* **Provided information**:
+===+
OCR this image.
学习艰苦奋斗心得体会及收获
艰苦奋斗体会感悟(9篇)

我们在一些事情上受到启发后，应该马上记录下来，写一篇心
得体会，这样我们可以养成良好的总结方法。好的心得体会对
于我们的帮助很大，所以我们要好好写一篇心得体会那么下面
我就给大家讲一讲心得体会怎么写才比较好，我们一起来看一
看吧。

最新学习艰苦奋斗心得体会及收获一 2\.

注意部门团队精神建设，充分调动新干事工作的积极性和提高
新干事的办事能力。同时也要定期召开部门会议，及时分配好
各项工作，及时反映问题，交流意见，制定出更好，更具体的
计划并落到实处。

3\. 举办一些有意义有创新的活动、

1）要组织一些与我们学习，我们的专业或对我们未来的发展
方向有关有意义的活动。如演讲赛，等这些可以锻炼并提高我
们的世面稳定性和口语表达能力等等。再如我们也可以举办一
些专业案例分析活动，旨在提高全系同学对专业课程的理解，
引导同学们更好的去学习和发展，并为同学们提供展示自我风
+===+
* **Work required**: Go through the listing and print each line exactly as it appears.

* **Response to this task**:
OCR this image.
学习艰苦奋斗心得体会及收获
艰苦奋斗体会感悟(9篇)

我们在一些事情上受到启发后，应该马上记录下来，写一篇心
得体会，这样我们可以养成良好的总结方法。好的心得体会对
于我们的帮助很大，所以我们要好好写一篇心得体会那么下面
我就给大家讲一讲心得体会怎么写才比较好，我们一起来看一
看吧。

最新学习艰苦奋斗心得体会及收获一 2\.

注意部门团队精神建设，充分调动新干事工作的积极性和提高
新干事的办事能力。同时也要定期召开部门会议，及时分配好
各项工作，及时反映问题，交流意见，制定出更好，更具体的
计划并落到实处。

3\. 举办一些有意义有创新的活动、

1）要组织一些与我们学习，我们的专业或对我们未来的发展
方向有关有意义的活动。如演讲赛，等这些可以锻炼并提高我
们的世面稳定性和口语表达能力等等。再如我们也可以举办一
些专业案例分析活动，旨在提高全系同学对专业课程的理解，
引导同学们更好的去学习和发展，并为同学们提供展示自我风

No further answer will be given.